# start of Data provided

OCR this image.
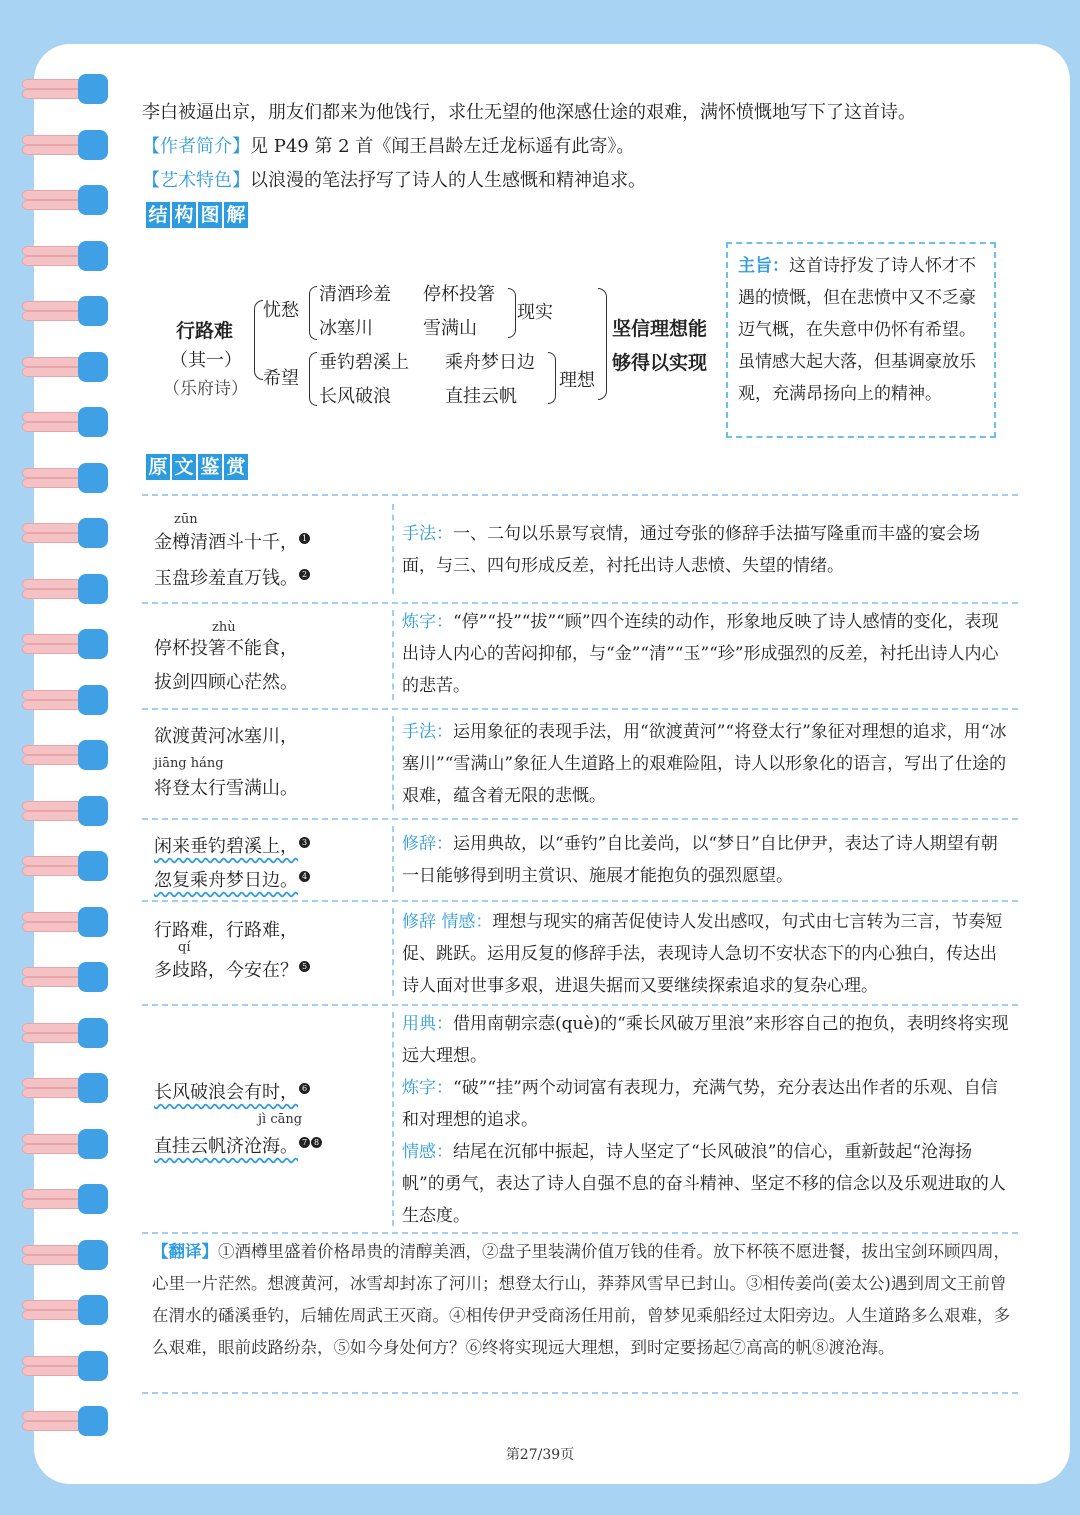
李白被逼出京，朋友们都来为他饯行，求仕无望的他深感仕途的艰难，满怀愤慨地写下了这首诗。
【作者简介】见 P49 第 2 首《闻王昌龄左迁龙标遥有此寄》。
【艺术特色】以浪漫的笔法抒写了诗人的人生感慨和精神追求。
结 构 图 解
行路难
（其一）
（乐府诗）
忧愁
希望
清酒珍羞 停杯投箸
冰塞川	雪满山
垂钓碧溪上 乘舟梦日边
长风破浪	直挂云帆
现实
理想
坚信理想能
够得以实现
主旨：这首诗抒发了诗人怀才不遇的愤慨，但在悲愤中又不乏豪迈气概，在失意中仍怀有希望。虽情感大起大落，但基调豪放乐观，充满昂扬向上的精神。
原 文 鉴 赏
zūn
金樽清酒斗十千， 1
玉盘珍羞直万钱。 2
手法：一、二句以乐景写哀情，通过夸张的修辞手法描写隆重而丰盛的宴会场面，与三、四句形成反差，衬托出诗人悲愤、失望的情绪。
zhù
停杯投箸不能食，
拔剑四顾心茫然。
炼字：“停”“投”“拔”“顾”四个连续的动作，形象地反映了诗人感情的变化，表现出诗人内心的苦闷抑郁，与“金”“清”“玉”“珍”形成强烈的反差，衬托出诗人内心的悲苦。
欲渡黄河冰塞川，
jiāng háng
将登太行雪满山。
手法：运用象征的表现手法，用“欲渡黄河”“将登太行”象征对理想的追求，用“冰塞川”“雪满山”象征人生道路上的艰难险阻，诗人以形象化的语言，写出了仕途的艰难，蕴含着无限的悲慨。
闲来垂钓碧溪上， 3
忽复乘舟梦日边。 4
修辞：运用典故，以“垂钓”自比姜尚，以“梦日”自比伊尹，表达了诗人期望有朝一日能够得到明主赏识、施展才能抱负的强烈愿望。
行路难，行路难，
qí
多歧路，今安在？ 5
修辞 情感：理想与现实的痛苦促使诗人发出感叹，句式由七言转为三言，节奏短促、跳跃。运用反复的修辞手法，表现诗人急切不安状态下的内心独白，传达出诗人面对世事多艰，进退失据而又要继续探索追求的复杂心理。
长风破浪会有时， 6
jì cāng
直挂云帆济沧海。 7 8
用典：借用南朝宗悫(què)的“乘长风破万里浪”来形容自己的抱负，表明终将实现远大理想。
炼字：“破”“挂”两个动词富有表现力，充满气势，充分表达出作者的乐观、自信和对理想的追求。
情感：结尾在沉郁中振起，诗人坚定了“长风破浪”的信心，重新鼓起“沧海扬帆”的勇气，表达了诗人自强不息的奋斗精神、坚定不移的信念以及乐观进取的人生态度。
【翻译】①酒樽里盛着价格昂贵的清醇美酒，②盘子里装满价值万钱的佳肴。放下杯筷不愿进餐，拔出宝剑环顾四周，心里一片茫然。想渡黄河，冰雪却封冻了河川；想登太行山，莽莽风雪早已封山。③相传姜尚(姜太公)遇到周文王前曾在渭水的磻溪垂钓，后辅佐周武王灭商。④相传伊尹受商汤任用前，曾梦见乘船经过太阳旁边。人生道路多么艰难，多么艰难，眼前歧路纷杂，⑤如今身处何方？⑥终将实现远大理想，到时定要扬起⑦高高的帆⑧渡沧海。
第27/39页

# end of Data provided

**To be done**
Print the full listing exactly, dropping the pictures.

**Result for this task**
OCR this image.
李白被逼出京，朋友们都来为他饯行，求仕无望的他深感仕途的艰难，满怀愤慨地写下了这首诗。
【作者简介】见 P49 第 2 首《闻王昌龄左迁龙标遥有此寄》。
【艺术特色】以浪漫的笔法抒写了诗人的人生感慨和精神追求。
结 构 图 解
行路难
（其一）
（乐府诗）
忧愁
希望
清酒珍羞 停杯投箸
冰塞川	雪满山
垂钓碧溪上 乘舟梦日边
长风破浪	直挂云帆
现实
理想
坚信理想能
够得以实现
主旨：这首诗抒发了诗人怀才不遇的愤慨，但在悲愤中又不乏豪迈气概，在失意中仍怀有希望。虽情感大起大落，但基调豪放乐观，充满昂扬向上的精神。
原 文 鉴 赏
zūn
金樽清酒斗十千， 1
玉盘珍羞直万钱。 2
手法：一、二句以乐景写哀情，通过夸张的修辞手法描写隆重而丰盛的宴会场面，与三、四句形成反差，衬托出诗人悲愤、失望的情绪。
zhù
停杯投箸不能食，
拔剑四顾心茫然。
炼字：“停”“投”“拔”“顾”四个连续的动作，形象地反映了诗人感情的变化，表现出诗人内心的苦闷抑郁，与“金”“清”“玉”“珍”形成强烈的反差，衬托出诗人内心的悲苦。
欲渡黄河冰塞川，
jiāng háng
将登太行雪满山。
手法：运用象征的表现手法，用“欲渡黄河”“将登太行”象征对理想的追求，用“冰塞川”“雪满山”象征人生道路上的艰难险阻，诗人以形象化的语言，写出了仕途的艰难，蕴含着无限的悲慨。
闲来垂钓碧溪上， 3
忽复乘舟梦日边。 4
修辞：运用典故，以“垂钓”自比姜尚，以“梦日”自比伊尹，表达了诗人期望有朝一日能够得到明主赏识、施展才能抱负的强烈愿望。
行路难，行路难，
qí
多歧路，今安在？ 5
修辞 情感：理想与现实的痛苦促使诗人发出感叹，句式由七言转为三言，节奏短促、跳跃。运用反复的修辞手法，表现诗人急切不安状态下的内心独白，传达出诗人面对世事多艰，进退失据而又要继续探索追求的复杂心理。
长风破浪会有时， 6
jì cāng
直挂云帆济沧海。 7 8
用典：借用南朝宗悫(què)的“乘长风破万里浪”来形容自己的抱负，表明终将实现远大理想。
炼字：“破”“挂”两个动词富有表现力，充满气势，充分表达出作者的乐观、自信和对理想的追求。
情感：结尾在沉郁中振起，诗人坚定了“长风破浪”的信心，重新鼓起“沧海扬帆”的勇气，表达了诗人自强不息的奋斗精神、坚定不移的信念以及乐观进取的人生态度。
【翻译】①酒樽里盛着价格昂贵的清醇美酒，②盘子里装满价值万钱的佳肴。放下杯筷不愿进餐，拔出宝剑环顾四周，心里一片茫然。想渡黄河，冰雪却封冻了河川；想登太行山，莽莽风雪早已封山。③相传姜尚(姜太公)遇到周文王前曾在渭水的磻溪垂钓，后辅佐周武王灭商。④相传伊尹受商汤任用前，曾梦见乘船经过太阳旁边。人生道路多么艰难，多么艰难，眼前歧路纷杂，⑤如今身处何方？⑥终将实现远大理想，到时定要扬起⑦高高的帆⑧渡沧海。
第27/39页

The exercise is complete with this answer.